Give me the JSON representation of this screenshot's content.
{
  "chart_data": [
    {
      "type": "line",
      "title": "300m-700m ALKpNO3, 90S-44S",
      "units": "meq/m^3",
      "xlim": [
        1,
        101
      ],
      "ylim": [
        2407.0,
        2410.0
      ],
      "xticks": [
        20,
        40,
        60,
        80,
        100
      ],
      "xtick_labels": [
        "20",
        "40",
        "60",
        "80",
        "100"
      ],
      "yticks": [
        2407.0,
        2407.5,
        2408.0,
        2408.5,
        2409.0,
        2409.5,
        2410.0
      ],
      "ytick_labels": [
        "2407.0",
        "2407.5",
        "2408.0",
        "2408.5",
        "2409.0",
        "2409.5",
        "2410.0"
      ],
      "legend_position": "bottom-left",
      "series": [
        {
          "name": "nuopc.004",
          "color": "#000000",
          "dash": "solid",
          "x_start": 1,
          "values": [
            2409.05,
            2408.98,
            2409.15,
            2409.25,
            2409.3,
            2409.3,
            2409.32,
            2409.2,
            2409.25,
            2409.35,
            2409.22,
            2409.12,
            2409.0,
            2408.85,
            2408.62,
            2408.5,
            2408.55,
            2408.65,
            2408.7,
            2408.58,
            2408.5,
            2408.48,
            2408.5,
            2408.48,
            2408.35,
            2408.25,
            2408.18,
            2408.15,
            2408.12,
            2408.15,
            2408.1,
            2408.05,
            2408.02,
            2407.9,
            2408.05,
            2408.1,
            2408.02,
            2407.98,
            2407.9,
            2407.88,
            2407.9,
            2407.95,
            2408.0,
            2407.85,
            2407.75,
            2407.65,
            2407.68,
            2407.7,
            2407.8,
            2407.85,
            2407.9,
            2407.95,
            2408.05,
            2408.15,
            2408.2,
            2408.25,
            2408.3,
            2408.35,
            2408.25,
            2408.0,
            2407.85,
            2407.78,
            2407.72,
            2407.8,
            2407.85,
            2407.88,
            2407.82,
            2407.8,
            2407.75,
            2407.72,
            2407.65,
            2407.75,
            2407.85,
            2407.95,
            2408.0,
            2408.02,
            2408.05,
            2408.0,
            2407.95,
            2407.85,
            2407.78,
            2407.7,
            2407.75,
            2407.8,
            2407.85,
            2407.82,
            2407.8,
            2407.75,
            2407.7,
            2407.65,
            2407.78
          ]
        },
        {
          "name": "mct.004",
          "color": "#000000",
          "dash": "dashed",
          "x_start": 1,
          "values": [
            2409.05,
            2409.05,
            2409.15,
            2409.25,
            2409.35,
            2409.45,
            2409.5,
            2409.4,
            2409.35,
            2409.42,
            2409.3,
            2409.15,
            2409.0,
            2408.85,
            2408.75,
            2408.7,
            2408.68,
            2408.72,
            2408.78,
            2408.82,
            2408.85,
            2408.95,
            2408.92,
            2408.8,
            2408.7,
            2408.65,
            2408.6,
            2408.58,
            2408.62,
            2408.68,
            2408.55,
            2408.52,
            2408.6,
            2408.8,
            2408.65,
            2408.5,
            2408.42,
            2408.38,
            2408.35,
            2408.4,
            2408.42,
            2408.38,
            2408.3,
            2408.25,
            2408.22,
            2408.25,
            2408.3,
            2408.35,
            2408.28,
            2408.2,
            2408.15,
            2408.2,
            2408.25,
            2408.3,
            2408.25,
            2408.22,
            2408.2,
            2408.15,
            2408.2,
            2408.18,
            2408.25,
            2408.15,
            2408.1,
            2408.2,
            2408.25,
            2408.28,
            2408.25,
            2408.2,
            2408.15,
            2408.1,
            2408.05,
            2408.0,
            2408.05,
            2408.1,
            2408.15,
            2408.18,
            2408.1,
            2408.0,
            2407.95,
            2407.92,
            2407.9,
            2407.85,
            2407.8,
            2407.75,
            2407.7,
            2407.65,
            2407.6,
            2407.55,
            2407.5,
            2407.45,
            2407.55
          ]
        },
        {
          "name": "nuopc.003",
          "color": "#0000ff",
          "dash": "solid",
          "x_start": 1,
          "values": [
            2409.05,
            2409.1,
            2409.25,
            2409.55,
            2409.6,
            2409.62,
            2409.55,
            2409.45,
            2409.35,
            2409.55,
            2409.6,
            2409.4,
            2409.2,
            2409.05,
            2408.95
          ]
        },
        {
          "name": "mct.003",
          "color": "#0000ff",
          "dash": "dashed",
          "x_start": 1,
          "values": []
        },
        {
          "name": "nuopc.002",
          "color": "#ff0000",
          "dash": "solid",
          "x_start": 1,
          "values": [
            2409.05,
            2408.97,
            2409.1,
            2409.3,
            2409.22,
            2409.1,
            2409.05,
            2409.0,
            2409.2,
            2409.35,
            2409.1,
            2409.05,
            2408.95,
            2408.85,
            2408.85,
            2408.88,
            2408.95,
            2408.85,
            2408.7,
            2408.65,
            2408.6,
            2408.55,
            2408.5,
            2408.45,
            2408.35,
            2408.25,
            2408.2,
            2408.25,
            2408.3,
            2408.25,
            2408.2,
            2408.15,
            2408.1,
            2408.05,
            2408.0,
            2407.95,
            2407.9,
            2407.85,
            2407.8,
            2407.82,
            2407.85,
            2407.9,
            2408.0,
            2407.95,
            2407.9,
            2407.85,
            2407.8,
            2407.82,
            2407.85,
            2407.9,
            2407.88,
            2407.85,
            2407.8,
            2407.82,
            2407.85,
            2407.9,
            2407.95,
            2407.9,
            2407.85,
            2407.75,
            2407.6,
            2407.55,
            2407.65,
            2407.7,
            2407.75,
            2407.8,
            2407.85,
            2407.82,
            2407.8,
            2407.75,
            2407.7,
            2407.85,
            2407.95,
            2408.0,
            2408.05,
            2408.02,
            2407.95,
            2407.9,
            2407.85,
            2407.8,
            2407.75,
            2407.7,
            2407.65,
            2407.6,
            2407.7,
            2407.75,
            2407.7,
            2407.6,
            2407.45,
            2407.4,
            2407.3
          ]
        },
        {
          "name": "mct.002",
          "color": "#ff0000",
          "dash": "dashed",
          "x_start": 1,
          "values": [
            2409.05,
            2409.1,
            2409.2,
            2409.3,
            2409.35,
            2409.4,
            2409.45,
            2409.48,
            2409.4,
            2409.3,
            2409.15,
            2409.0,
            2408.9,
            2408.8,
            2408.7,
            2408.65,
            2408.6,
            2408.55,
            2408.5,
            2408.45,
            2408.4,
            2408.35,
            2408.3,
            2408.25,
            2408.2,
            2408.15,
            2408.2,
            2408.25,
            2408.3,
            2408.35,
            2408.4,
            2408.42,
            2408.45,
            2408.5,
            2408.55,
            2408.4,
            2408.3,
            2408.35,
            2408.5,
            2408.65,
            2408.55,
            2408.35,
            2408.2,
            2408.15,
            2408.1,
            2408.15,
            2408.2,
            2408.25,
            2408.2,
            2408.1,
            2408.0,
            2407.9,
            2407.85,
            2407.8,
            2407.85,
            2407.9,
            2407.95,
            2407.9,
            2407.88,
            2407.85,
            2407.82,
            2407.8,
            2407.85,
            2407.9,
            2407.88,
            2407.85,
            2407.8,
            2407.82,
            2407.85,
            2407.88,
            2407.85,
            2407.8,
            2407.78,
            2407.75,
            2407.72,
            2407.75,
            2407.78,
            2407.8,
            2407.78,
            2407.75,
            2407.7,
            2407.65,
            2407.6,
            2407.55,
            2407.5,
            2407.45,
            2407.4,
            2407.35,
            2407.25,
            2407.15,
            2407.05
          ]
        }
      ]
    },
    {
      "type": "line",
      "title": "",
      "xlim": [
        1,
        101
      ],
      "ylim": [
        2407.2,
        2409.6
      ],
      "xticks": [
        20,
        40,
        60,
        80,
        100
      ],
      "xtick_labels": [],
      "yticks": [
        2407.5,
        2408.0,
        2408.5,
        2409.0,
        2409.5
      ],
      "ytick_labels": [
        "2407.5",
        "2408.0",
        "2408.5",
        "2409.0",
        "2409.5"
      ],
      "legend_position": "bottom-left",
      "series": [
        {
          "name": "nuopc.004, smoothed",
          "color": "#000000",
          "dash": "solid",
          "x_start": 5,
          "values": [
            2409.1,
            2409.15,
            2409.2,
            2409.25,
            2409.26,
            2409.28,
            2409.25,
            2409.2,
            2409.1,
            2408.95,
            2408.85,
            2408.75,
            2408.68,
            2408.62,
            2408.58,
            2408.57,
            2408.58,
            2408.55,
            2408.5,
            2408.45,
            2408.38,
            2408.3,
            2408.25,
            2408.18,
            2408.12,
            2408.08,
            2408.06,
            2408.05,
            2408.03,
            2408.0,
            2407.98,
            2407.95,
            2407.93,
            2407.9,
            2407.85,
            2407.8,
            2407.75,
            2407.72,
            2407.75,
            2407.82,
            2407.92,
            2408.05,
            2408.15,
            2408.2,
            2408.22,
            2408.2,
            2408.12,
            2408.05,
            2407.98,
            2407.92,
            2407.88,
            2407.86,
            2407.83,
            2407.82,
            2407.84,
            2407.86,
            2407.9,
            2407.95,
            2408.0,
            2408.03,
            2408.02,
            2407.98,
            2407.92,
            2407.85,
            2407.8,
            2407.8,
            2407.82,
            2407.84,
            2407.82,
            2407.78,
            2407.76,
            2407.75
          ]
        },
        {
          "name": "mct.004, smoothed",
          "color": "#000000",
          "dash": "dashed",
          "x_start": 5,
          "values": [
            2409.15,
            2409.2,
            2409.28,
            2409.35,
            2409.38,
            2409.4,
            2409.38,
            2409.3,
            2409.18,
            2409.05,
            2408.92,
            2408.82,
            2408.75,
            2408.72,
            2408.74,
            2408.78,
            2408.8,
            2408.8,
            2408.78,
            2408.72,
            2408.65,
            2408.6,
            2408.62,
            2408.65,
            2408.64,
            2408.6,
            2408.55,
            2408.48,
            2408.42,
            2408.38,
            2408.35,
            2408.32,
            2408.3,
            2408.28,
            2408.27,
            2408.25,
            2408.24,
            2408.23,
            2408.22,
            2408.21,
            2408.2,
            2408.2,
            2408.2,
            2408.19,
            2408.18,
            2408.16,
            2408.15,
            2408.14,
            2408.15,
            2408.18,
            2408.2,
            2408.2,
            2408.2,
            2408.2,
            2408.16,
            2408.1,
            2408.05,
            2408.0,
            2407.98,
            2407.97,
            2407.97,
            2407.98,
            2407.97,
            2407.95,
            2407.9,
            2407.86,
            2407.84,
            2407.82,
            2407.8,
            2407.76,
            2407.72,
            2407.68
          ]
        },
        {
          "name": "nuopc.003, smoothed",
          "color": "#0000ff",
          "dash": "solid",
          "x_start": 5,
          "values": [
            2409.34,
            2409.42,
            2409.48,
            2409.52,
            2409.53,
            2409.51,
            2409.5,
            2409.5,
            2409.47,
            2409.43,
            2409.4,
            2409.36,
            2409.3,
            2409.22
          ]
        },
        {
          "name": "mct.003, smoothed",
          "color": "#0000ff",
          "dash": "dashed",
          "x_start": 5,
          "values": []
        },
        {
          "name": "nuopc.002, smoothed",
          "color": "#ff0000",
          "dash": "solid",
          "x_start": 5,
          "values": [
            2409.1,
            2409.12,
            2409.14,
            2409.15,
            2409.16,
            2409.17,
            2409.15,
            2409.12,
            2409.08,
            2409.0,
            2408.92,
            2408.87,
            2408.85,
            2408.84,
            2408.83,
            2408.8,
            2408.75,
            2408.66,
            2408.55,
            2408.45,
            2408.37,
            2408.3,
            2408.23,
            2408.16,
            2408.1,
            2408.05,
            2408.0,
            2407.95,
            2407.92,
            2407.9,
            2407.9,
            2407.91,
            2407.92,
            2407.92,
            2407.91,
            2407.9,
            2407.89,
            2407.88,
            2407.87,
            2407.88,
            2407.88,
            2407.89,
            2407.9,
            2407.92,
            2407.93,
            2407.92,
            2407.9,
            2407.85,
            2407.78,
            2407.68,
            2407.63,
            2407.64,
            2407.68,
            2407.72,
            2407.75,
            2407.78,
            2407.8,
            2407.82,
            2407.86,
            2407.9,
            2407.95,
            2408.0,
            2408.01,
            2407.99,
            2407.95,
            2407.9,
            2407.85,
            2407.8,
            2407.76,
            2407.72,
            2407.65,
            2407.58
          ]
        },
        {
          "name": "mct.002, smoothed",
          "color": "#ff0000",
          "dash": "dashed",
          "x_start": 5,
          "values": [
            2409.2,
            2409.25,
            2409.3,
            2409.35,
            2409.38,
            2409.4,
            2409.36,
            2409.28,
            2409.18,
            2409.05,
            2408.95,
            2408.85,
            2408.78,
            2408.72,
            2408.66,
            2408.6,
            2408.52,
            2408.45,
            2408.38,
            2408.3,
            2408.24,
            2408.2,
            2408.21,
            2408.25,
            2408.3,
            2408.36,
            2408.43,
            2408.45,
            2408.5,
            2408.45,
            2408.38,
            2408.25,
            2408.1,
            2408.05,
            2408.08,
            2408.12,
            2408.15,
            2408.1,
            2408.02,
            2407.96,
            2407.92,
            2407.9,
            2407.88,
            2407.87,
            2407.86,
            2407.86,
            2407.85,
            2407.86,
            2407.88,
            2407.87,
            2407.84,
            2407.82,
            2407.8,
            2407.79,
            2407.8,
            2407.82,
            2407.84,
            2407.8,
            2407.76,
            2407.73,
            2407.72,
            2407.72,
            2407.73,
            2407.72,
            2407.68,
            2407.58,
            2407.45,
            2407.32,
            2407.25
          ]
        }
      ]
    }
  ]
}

==*==

● **Aim of the task**
Where a line of the entries contains the word "title", copy that line.

● **Task output**
      "title": "300m-700m ALKpNO3, 90S-44S",
      "title": "",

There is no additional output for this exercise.